▸ **Problem to solve**: Gather all lines with "chevron" from the records.

- - - - -

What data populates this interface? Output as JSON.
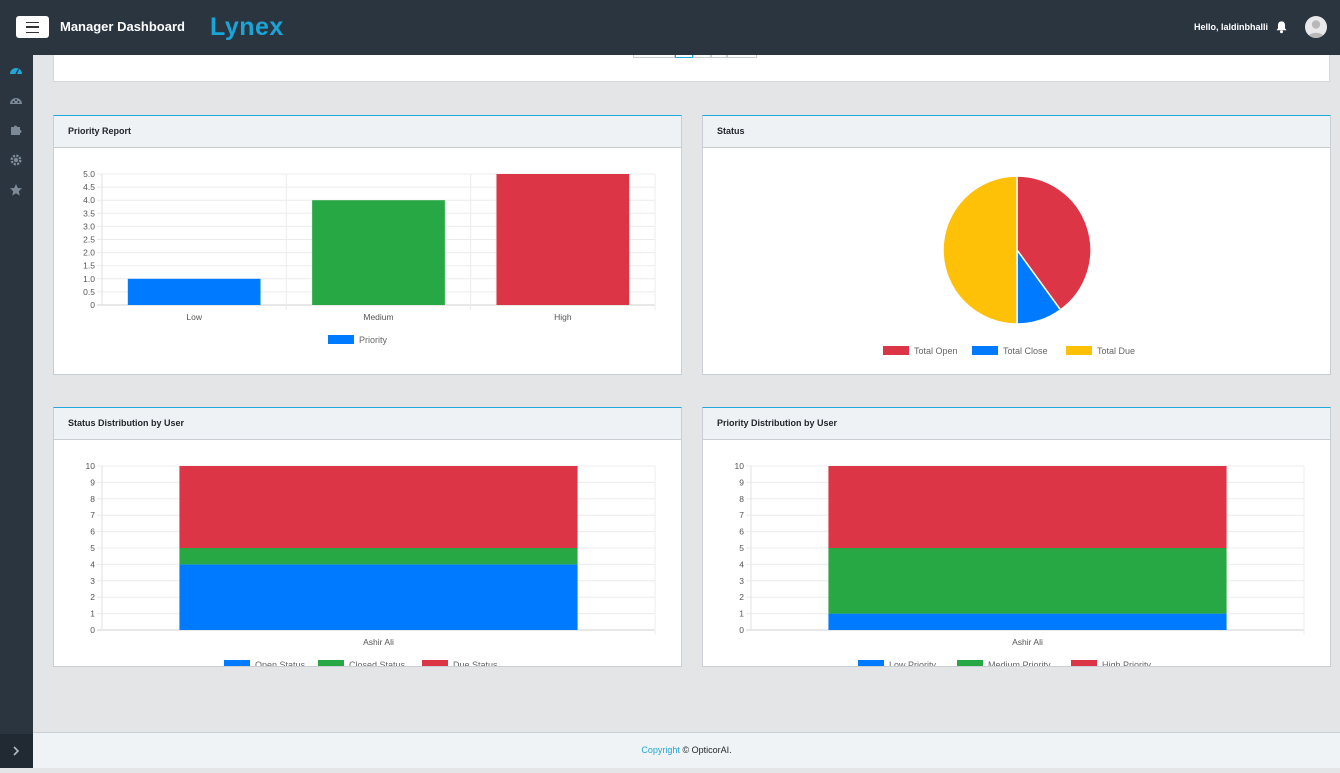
{
  "header": {
    "title": "Manager Dashboard",
    "brand": "Lynex",
    "greeting": "Hello, laldinbhalli",
    "icons": [
      "menu-icon",
      "bell-icon",
      "user-avatar-icon"
    ],
    "colors": {
      "bar_bg": "#2a3540",
      "brand": "#19a5d8"
    }
  },
  "sidebar": {
    "items": [
      "dashboard-icon",
      "palette-icon",
      "puzzle-icon",
      "gear-icon",
      "star-icon"
    ],
    "toggle_icon": "chevron-right-icon"
  },
  "cards": {
    "priority_report": "Priority Report",
    "status": "Status",
    "status_by_user": "Status Distribution by User",
    "priority_by_user": "Priority Distribution by User"
  },
  "chart_data": [
    {
      "id": "priority_report",
      "type": "bar",
      "categories": [
        "Low",
        "Medium",
        "High"
      ],
      "series": [
        {
          "name": "Priority",
          "values": [
            1,
            4,
            5
          ],
          "colors": [
            "#007bff",
            "#28a745",
            "#dc3545"
          ]
        }
      ],
      "legend": [
        {
          "label": "Priority",
          "color": "#007bff"
        }
      ],
      "ylim": [
        0,
        5
      ],
      "yticks": [
        "0",
        "0.5",
        "1.0",
        "1.5",
        "2.0",
        "2.5",
        "3.0",
        "3.5",
        "4.0",
        "4.5",
        "5.0"
      ],
      "grid": true,
      "legend_position": "bottom"
    },
    {
      "id": "status",
      "type": "pie",
      "slices": [
        {
          "label": "Total Open",
          "value": 4,
          "color": "#dc3545"
        },
        {
          "label": "Total Close",
          "value": 1,
          "color": "#007bff"
        },
        {
          "label": "Total Due",
          "value": 5,
          "color": "#ffc107"
        }
      ],
      "legend_position": "bottom"
    },
    {
      "id": "status_by_user",
      "type": "bar",
      "stacked": true,
      "categories": [
        "Ashir Ali"
      ],
      "series": [
        {
          "name": "Open Status",
          "values": [
            4
          ],
          "color": "#007bff"
        },
        {
          "name": "Closed Status",
          "values": [
            1
          ],
          "color": "#28a745"
        },
        {
          "name": "Due Status",
          "values": [
            5
          ],
          "color": "#dc3545"
        }
      ],
      "ylim": [
        0,
        10
      ],
      "yticks": [
        "0",
        "1",
        "2",
        "3",
        "4",
        "5",
        "6",
        "7",
        "8",
        "9",
        "10"
      ],
      "grid": true,
      "legend_position": "bottom"
    },
    {
      "id": "priority_by_user",
      "type": "bar",
      "stacked": true,
      "categories": [
        "Ashir Ali"
      ],
      "series": [
        {
          "name": "Low Priority",
          "values": [
            1
          ],
          "color": "#007bff"
        },
        {
          "name": "Medium Priority",
          "values": [
            4
          ],
          "color": "#28a745"
        },
        {
          "name": "High Priority",
          "values": [
            5
          ],
          "color": "#dc3545"
        }
      ],
      "ylim": [
        0,
        10
      ],
      "yticks": [
        "0",
        "1",
        "2",
        "3",
        "4",
        "5",
        "6",
        "7",
        "8",
        "9",
        "10"
      ],
      "grid": true,
      "legend_position": "bottom"
    }
  ],
  "footer": {
    "link_text": "Copyright",
    "rest": " © OpticorAI."
  }
}
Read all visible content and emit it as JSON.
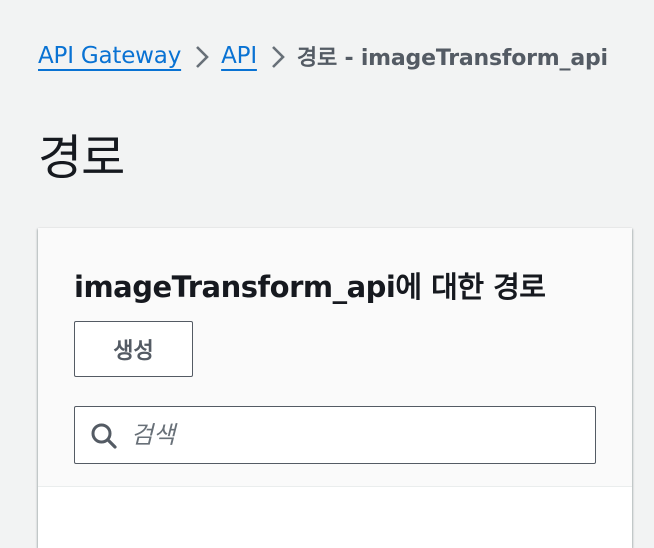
{
  "breadcrumb": {
    "items": [
      {
        "label": "API Gateway"
      },
      {
        "label": "API"
      }
    ],
    "current": "경로 - imageTransform_api"
  },
  "page": {
    "title": "경로"
  },
  "panel": {
    "title": "imageTransform_api에 대한 경로",
    "create_label": "생성",
    "search": {
      "placeholder": "검색",
      "value": ""
    }
  },
  "colors": {
    "link": "#0972d3",
    "background": "#f2f3f3",
    "text": "#16191f",
    "muted": "#545b64"
  },
  "icons": {
    "separator": "chevron-right-icon",
    "search": "search-icon"
  }
}
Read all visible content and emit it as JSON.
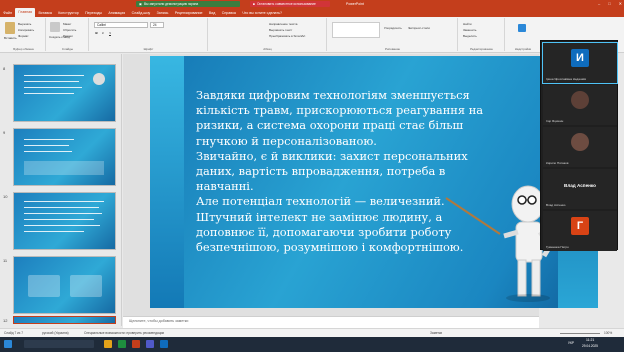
{
  "titlebar": {
    "banner_green": "Вы запустили демонстрацию экрана",
    "banner_red": "Остановить совместное использование",
    "title": "PowerPoint",
    "window_controls": [
      "–",
      "□",
      "✕"
    ]
  },
  "ribbon_tabs": [
    "Файл",
    "Главная",
    "Вставка",
    "Конструктор",
    "Переходы",
    "Анимация",
    "Слайд-шоу",
    "Запись",
    "Рецензирование",
    "Вид",
    "Справка",
    "Что вы хотите сделать?"
  ],
  "ribbon_groups": [
    {
      "label": "Буфер обмена",
      "items": [
        "Вставить",
        "Вырезать",
        "Копировать",
        "Формат"
      ]
    },
    {
      "label": "Слайды",
      "items": [
        "Создать слайд",
        "Макет",
        "Сбросить",
        "Раздел"
      ]
    },
    {
      "label": "Шрифт",
      "items": [
        "Calibri",
        "24",
        "Ж",
        "К",
        "Ч"
      ]
    },
    {
      "label": "Абзац",
      "items": [
        "Направление текста",
        "Выровнять текст",
        "Преобразовать в SmartArt"
      ]
    },
    {
      "label": "Рисование",
      "items": [
        "Фигуры",
        "Упорядочить",
        "Экспресс-стили"
      ]
    },
    {
      "label": "Редактирование",
      "items": [
        "Найти",
        "Заменить",
        "Выделить"
      ]
    },
    {
      "label": "Надстройки",
      "items": [
        "Надстройки"
      ]
    }
  ],
  "thumbnails": [
    {
      "num": "8"
    },
    {
      "num": "9"
    },
    {
      "num": "10"
    },
    {
      "num": "11"
    },
    {
      "num": "12"
    }
  ],
  "slide": {
    "lines": [
      "Завдяки цифровим технологіям зменшується",
      "кількість травм, прискорюються реагування на",
      "ризики, а система охорони праці стає більш",
      "гнучкою й персоналізованою.",
      "Звичайно, є й виклики: захист персональних",
      "даних, вартість впровадження, потреба в",
      "навчанні.",
      "Але потенціал технологій — величезний.",
      "Штучний інтелект не замінює людину, а",
      "доповнює її, допомагаючи зробити роботу",
      "безпечнішою, розумнішою і комфортнішою."
    ]
  },
  "notes": "Щелкните, чтобы добавить заметки",
  "status": {
    "slide_counter": "Слайд 7 из 7",
    "language": "русский (Украина)",
    "accessibility": "Специальные возможности: проверить рекомендации",
    "notes_btn": "Заметки",
    "zoom": "100%"
  },
  "video": {
    "participants": [
      {
        "initial": "И",
        "name": "Ірина Ярославівна Недашків",
        "color": "#0f6cbd"
      },
      {
        "initial": "",
        "name": "Ігор Яцишин",
        "color": "#5d4037"
      },
      {
        "initial": "",
        "name": "Кирило Пятаков",
        "color": "#6d4c41"
      },
      {
        "initial": "",
        "name": "Влад Аспенко",
        "big": "Влад Аспенко",
        "color": "#252525"
      },
      {
        "initial": "Г",
        "name": "Гуменюка Петро",
        "color": "#d84315"
      }
    ]
  },
  "taskbar": {
    "time": "11:21",
    "date": "29.04.2025",
    "lang": "УКР"
  }
}
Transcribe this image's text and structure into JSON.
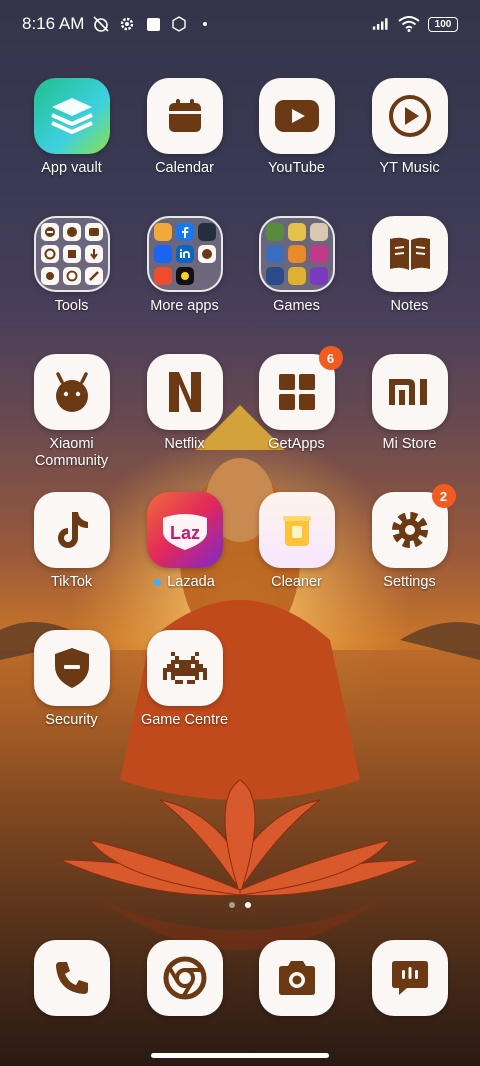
{
  "status": {
    "time": "8:16 AM",
    "battery": "100"
  },
  "apps": [
    {
      "label": "App vault"
    },
    {
      "label": "Calendar"
    },
    {
      "label": "YouTube"
    },
    {
      "label": "YT Music"
    },
    {
      "label": "Tools"
    },
    {
      "label": "More apps"
    },
    {
      "label": "Games"
    },
    {
      "label": "Notes"
    },
    {
      "label": "Xiaomi\nCommunity"
    },
    {
      "label": "Netflix"
    },
    {
      "label": "GetApps",
      "badge": "6"
    },
    {
      "label": "Mi Store"
    },
    {
      "label": "TikTok"
    },
    {
      "label": "Lazada"
    },
    {
      "label": "Cleaner"
    },
    {
      "label": "Settings",
      "badge": "2"
    },
    {
      "label": "Security"
    },
    {
      "label": "Game Centre"
    }
  ],
  "lazada_logo": "Laz",
  "dock": [
    {
      "icon": "phone-icon"
    },
    {
      "icon": "chrome-icon"
    },
    {
      "icon": "camera-icon"
    },
    {
      "icon": "messages-icon"
    }
  ],
  "colors": {
    "icon_brown": "#6b3a14",
    "badge": "#f25a1f"
  }
}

- - - - -

▸ **Output below**:
    "toggle_icon": "chevron-right-icon"
    "separator": "chevron-right-icon",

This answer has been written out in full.